- _PROVIDED RECORDS_:
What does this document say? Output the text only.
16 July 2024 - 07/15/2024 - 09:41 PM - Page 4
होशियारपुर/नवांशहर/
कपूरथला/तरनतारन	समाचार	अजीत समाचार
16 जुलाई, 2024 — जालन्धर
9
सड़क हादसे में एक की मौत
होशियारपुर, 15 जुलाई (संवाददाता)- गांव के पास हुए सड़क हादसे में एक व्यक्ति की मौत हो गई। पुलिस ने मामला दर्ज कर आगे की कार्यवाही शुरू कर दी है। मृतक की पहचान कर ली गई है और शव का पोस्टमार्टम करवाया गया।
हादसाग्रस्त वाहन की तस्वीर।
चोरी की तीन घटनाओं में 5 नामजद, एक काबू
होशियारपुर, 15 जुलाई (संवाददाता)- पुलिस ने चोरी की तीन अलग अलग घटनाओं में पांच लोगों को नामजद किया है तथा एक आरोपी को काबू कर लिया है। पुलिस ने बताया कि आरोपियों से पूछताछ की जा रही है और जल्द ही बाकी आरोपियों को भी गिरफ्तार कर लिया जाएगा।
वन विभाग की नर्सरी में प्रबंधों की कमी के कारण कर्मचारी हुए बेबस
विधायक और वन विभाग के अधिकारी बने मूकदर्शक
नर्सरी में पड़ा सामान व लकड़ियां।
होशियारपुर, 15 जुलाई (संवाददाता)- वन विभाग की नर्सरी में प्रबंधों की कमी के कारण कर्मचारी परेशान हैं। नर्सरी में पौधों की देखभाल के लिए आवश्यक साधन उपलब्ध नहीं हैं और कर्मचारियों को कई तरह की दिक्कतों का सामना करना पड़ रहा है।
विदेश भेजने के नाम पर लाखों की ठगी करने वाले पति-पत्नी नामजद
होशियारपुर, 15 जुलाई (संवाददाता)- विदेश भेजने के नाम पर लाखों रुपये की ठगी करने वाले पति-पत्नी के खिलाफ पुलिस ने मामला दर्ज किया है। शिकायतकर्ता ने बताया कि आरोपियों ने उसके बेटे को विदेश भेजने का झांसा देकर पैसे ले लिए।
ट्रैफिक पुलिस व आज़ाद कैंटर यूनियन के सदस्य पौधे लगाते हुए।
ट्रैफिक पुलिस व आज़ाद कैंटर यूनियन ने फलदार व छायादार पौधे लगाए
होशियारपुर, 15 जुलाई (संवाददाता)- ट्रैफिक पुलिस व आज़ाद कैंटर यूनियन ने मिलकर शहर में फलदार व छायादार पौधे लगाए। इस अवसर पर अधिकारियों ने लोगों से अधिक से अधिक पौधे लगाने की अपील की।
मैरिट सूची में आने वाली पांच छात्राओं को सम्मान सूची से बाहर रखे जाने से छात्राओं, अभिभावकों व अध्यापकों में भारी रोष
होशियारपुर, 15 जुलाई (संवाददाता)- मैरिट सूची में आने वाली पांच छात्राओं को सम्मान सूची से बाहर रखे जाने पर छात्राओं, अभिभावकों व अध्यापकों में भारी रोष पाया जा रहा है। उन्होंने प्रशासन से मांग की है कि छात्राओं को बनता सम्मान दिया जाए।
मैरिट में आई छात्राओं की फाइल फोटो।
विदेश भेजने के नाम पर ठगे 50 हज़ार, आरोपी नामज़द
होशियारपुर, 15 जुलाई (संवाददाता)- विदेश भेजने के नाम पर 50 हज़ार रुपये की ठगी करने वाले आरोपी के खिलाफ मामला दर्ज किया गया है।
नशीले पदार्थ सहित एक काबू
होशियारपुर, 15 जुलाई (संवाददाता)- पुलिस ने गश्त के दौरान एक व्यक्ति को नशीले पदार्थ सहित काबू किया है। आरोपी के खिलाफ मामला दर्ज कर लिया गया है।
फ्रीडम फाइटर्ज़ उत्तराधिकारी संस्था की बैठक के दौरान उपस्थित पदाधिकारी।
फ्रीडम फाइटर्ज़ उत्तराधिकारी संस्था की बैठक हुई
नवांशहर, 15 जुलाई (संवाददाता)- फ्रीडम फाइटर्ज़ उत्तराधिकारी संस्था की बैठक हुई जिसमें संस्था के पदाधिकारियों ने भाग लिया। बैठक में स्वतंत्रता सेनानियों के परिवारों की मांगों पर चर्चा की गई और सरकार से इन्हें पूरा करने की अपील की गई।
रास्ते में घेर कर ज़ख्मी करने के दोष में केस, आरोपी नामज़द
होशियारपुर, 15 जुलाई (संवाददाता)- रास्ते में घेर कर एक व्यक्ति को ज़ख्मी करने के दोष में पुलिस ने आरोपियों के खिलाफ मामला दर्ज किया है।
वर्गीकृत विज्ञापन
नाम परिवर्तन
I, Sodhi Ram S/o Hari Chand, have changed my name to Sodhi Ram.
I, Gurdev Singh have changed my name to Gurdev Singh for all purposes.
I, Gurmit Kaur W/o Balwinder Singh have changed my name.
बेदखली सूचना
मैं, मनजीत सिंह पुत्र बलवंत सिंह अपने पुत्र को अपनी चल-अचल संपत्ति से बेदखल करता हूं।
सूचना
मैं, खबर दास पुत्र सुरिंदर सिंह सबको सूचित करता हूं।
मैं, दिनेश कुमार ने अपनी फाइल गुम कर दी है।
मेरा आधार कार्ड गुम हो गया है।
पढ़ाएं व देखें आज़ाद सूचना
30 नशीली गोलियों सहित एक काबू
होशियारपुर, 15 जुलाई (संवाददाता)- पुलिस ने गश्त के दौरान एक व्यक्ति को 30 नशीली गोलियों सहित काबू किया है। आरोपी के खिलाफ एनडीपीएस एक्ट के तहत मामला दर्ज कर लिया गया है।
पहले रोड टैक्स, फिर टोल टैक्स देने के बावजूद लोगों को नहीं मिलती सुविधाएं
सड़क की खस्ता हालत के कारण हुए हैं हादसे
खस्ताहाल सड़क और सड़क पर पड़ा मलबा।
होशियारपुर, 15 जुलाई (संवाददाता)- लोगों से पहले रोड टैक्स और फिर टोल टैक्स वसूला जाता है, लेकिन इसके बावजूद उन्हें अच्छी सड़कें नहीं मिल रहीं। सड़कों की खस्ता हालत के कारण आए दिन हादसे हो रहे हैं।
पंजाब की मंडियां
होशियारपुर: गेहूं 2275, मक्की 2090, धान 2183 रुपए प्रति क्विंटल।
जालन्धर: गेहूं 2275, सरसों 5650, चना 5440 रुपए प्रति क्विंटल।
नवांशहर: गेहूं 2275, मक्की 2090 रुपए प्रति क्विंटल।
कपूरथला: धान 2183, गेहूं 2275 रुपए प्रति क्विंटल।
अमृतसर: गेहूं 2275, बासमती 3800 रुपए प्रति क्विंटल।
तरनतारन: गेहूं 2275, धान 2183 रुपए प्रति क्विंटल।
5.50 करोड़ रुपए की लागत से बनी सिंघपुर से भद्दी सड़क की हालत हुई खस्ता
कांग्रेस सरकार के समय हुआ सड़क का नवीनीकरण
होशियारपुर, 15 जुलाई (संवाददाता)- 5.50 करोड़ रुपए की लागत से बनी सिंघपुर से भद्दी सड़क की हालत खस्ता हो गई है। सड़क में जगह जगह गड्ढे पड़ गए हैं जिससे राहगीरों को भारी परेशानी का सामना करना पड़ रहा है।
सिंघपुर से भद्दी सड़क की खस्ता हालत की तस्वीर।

- _WORK TO COMPLETE_:
Give an exact copy of all the data shown above.

- _THE SOLUTION_:
What does this document say? Output the text only.
16 July 2024 - 07/15/2024 - 09:41 PM - Page 4
होशियारपुर/नवांशहर/
कपूरथला/तरनतारन	समाचार	अजीत समाचार
16 जुलाई, 2024 — जालन्धर
9
सड़क हादसे में एक की मौत
होशियारपुर, 15 जुलाई (संवाददाता)- गांव के पास हुए सड़क हादसे में एक व्यक्ति की मौत हो गई। पुलिस ने मामला दर्ज कर आगे की कार्यवाही शुरू कर दी है। मृतक की पहचान कर ली गई है और शव का पोस्टमार्टम करवाया गया।
हादसाग्रस्त वाहन की तस्वीर।
चोरी की तीन घटनाओं में 5 नामजद, एक काबू
होशियारपुर, 15 जुलाई (संवाददाता)- पुलिस ने चोरी की तीन अलग अलग घटनाओं में पांच लोगों को नामजद किया है तथा एक आरोपी को काबू कर लिया है। पुलिस ने बताया कि आरोपियों से पूछताछ की जा रही है और जल्द ही बाकी आरोपियों को भी गिरफ्तार कर लिया जाएगा।
वन विभाग की नर्सरी में प्रबंधों की कमी के कारण कर्मचारी हुए बेबस
विधायक और वन विभाग के अधिकारी बने मूकदर्शक
नर्सरी में पड़ा सामान व लकड़ियां।
होशियारपुर, 15 जुलाई (संवाददाता)- वन विभाग की नर्सरी में प्रबंधों की कमी के कारण कर्मचारी परेशान हैं। नर्सरी में पौधों की देखभाल के लिए आवश्यक साधन उपलब्ध नहीं हैं और कर्मचारियों को कई तरह की दिक्कतों का सामना करना पड़ रहा है।
विदेश भेजने के नाम पर लाखों की ठगी करने वाले पति-पत्नी नामजद
होशियारपुर, 15 जुलाई (संवाददाता)- विदेश भेजने के नाम पर लाखों रुपये की ठगी करने वाले पति-पत्नी के खिलाफ पुलिस ने मामला दर्ज किया है। शिकायतकर्ता ने बताया कि आरोपियों ने उसके बेटे को विदेश भेजने का झांसा देकर पैसे ले लिए।
ट्रैफिक पुलिस व आज़ाद कैंटर यूनियन के सदस्य पौधे लगाते हुए।
ट्रैफिक पुलिस व आज़ाद कैंटर यूनियन ने फलदार व छायादार पौधे लगाए
होशियारपुर, 15 जुलाई (संवाददाता)- ट्रैफिक पुलिस व आज़ाद कैंटर यूनियन ने मिलकर शहर में फलदार व छायादार पौधे लगाए। इस अवसर पर अधिकारियों ने लोगों से अधिक से अधिक पौधे लगाने की अपील की।
मैरिट सूची में आने वाली पांच छात्राओं को सम्मान सूची से बाहर रखे जाने से छात्राओं, अभिभावकों व अध्यापकों में भारी रोष
होशियारपुर, 15 जुलाई (संवाददाता)- मैरिट सूची में आने वाली पांच छात्राओं को सम्मान सूची से बाहर रखे जाने पर छात्राओं, अभिभावकों व अध्यापकों में भारी रोष पाया जा रहा है। उन्होंने प्रशासन से मांग की है कि छात्राओं को बनता सम्मान दिया जाए।
मैरिट में आई छात्राओं की फाइल फोटो।
विदेश भेजने के नाम पर ठगे 50 हज़ार, आरोपी नामज़द
होशियारपुर, 15 जुलाई (संवाददाता)- विदेश भेजने के नाम पर 50 हज़ार रुपये की ठगी करने वाले आरोपी के खिलाफ मामला दर्ज किया गया है।
नशीले पदार्थ सहित एक काबू
होशियारपुर, 15 जुलाई (संवाददाता)- पुलिस ने गश्त के दौरान एक व्यक्ति को नशीले पदार्थ सहित काबू किया है। आरोपी के खिलाफ मामला दर्ज कर लिया गया है।
फ्रीडम फाइटर्ज़ उत्तराधिकारी संस्था की बैठक के दौरान उपस्थित पदाधिकारी।
फ्रीडम फाइटर्ज़ उत्तराधिकारी संस्था की बैठक हुई
नवांशहर, 15 जुलाई (संवाददाता)- फ्रीडम फाइटर्ज़ उत्तराधिकारी संस्था की बैठक हुई जिसमें संस्था के पदाधिकारियों ने भाग लिया। बैठक में स्वतंत्रता सेनानियों के परिवारों की मांगों पर चर्चा की गई और सरकार से इन्हें पूरा करने की अपील की गई।
रास्ते में घेर कर ज़ख्मी करने के दोष में केस, आरोपी नामज़द
होशियारपुर, 15 जुलाई (संवाददाता)- रास्ते में घेर कर एक व्यक्ति को ज़ख्मी करने के दोष में पुलिस ने आरोपियों के खिलाफ मामला दर्ज किया है।
वर्गीकृत विज्ञापन
नाम परिवर्तन
I, Sodhi Ram S/o Hari Chand, have changed my name to Sodhi Ram.
I, Gurdev Singh have changed my name to Gurdev Singh for all purposes.
I, Gurmit Kaur W/o Balwinder Singh have changed my name.
बेदखली सूचना
मैं, मनजीत सिंह पुत्र बलवंत सिंह अपने पुत्र को अपनी चल-अचल संपत्ति से बेदखल करता हूं।
सूचना
मैं, खबर दास पुत्र सुरिंदर सिंह सबको सूचित करता हूं।
मैं, दिनेश कुमार ने अपनी फाइल गुम कर दी है।
मेरा आधार कार्ड गुम हो गया है।
पढ़ाएं व देखें आज़ाद सूचना
30 नशीली गोलियों सहित एक काबू
होशियारपुर, 15 जुलाई (संवाददाता)- पुलिस ने गश्त के दौरान एक व्यक्ति को 30 नशीली गोलियों सहित काबू किया है। आरोपी के खिलाफ एनडीपीएस एक्ट के तहत मामला दर्ज कर लिया गया है।
पहले रोड टैक्स, फिर टोल टैक्स देने के बावजूद लोगों को नहीं मिलती सुविधाएं
सड़क की खस्ता हालत के कारण हुए हैं हादसे
खस्ताहाल सड़क और सड़क पर पड़ा मलबा।
होशियारपुर, 15 जुलाई (संवाददाता)- लोगों से पहले रोड टैक्स और फिर टोल टैक्स वसूला जाता है, लेकिन इसके बावजूद उन्हें अच्छी सड़कें नहीं मिल रहीं। सड़कों की खस्ता हालत के कारण आए दिन हादसे हो रहे हैं।
पंजाब की मंडियां
होशियारपुर: गेहूं 2275, मक्की 2090, धान 2183 रुपए प्रति क्विंटल।
जालन्धर: गेहूं 2275, सरसों 5650, चना 5440 रुपए प्रति क्विंटल।
नवांशहर: गेहूं 2275, मक्की 2090 रुपए प्रति क्विंटल।
कपूरथला: धान 2183, गेहूं 2275 रुपए प्रति क्विंटल।
अमृतसर: गेहूं 2275, बासमती 3800 रुपए प्रति क्विंटल।
तरनतारन: गेहूं 2275, धान 2183 रुपए प्रति क्विंटल।
5.50 करोड़ रुपए की लागत से बनी सिंघपुर से भद्दी सड़क की हालत हुई खस्ता
कांग्रेस सरकार के समय हुआ सड़क का नवीनीकरण
होशियारपुर, 15 जुलाई (संवाददाता)- 5.50 करोड़ रुपए की लागत से बनी सिंघपुर से भद्दी सड़क की हालत खस्ता हो गई है। सड़क में जगह जगह गड्ढे पड़ गए हैं जिससे राहगीरों को भारी परेशानी का सामना करना पड़ रहा है।
सिंघपुर से भद्दी सड़क की खस्ता हालत की तस्वीर।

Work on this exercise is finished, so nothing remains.